* [Set task]: Copy each line of the listing below exactly.

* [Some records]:
——
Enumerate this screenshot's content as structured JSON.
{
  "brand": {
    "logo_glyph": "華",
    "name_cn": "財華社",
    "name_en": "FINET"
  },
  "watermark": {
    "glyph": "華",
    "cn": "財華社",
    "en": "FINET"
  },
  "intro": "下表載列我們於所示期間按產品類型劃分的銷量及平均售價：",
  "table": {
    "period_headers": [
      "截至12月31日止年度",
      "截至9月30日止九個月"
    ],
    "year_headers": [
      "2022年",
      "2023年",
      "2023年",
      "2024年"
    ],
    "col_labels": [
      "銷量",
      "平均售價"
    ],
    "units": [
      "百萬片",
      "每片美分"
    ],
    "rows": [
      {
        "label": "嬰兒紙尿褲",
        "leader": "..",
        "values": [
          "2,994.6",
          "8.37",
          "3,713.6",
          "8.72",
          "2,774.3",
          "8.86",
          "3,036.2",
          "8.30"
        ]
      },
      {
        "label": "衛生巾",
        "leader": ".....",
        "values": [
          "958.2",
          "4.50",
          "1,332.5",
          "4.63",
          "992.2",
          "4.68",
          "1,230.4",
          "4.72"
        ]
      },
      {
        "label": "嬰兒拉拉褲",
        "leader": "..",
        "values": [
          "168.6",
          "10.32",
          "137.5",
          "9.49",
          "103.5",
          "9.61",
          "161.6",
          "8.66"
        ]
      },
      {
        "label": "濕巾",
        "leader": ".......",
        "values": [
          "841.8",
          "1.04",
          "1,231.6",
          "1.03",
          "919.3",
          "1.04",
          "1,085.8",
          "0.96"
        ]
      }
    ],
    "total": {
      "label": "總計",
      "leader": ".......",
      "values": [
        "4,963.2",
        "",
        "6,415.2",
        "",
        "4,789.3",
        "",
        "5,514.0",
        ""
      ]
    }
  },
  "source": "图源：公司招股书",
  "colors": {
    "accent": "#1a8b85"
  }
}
——
* [Solution to this task]:
Enumerate this screenshot's content as structured JSON.
{
  "brand": {
    "logo_glyph": "華",
    "name_cn": "財華社",
    "name_en": "FINET"
  },
  "watermark": {
    "glyph": "華",
    "cn": "財華社",
    "en": "FINET"
  },
  "intro": "下表載列我們於所示期間按產品類型劃分的銷量及平均售價：",
  "table": {
    "period_headers": [
      "截至12月31日止年度",
      "截至9月30日止九個月"
    ],
    "year_headers": [
      "2022年",
      "2023年",
      "2023年",
      "2024年"
    ],
    "col_labels": [
      "銷量",
      "平均售價"
    ],
    "units": [
      "百萬片",
      "每片美分"
    ],
    "rows": [
      {
        "label": "嬰兒紙尿褲",
        "leader": "..",
        "values": [
          "2,994.6",
          "8.37",
          "3,713.6",
          "8.72",
          "2,774.3",
          "8.86",
          "3,036.2",
          "8.30"
        ]
      },
      {
        "label": "衛生巾",
        "leader": ".....",
        "values": [
          "958.2",
          "4.50",
          "1,332.5",
          "4.63",
          "992.2",
          "4.68",
          "1,230.4",
          "4.72"
        ]
      },
      {
        "label": "嬰兒拉拉褲",
        "leader": "..",
        "values": [
          "168.6",
          "10.32",
          "137.5",
          "9.49",
          "103.5",
          "9.61",
          "161.6",
          "8.66"
        ]
      },
      {
        "label": "濕巾",
        "leader": ".......",
        "values": [
          "841.8",
          "1.04",
          "1,231.6",
          "1.03",
          "919.3",
          "1.04",
          "1,085.8",
          "0.96"
        ]
      }
    ],
    "total": {
      "label": "總計",
      "leader": ".......",
      "values": [
        "4,963.2",
        "",
        "6,415.2",
        "",
        "4,789.3",
        "",
        "5,514.0",
        ""
      ]
    }
  },
  "source": "图源：公司招股书",
  "colors": {
    "accent": "#1a8b85"
  }
}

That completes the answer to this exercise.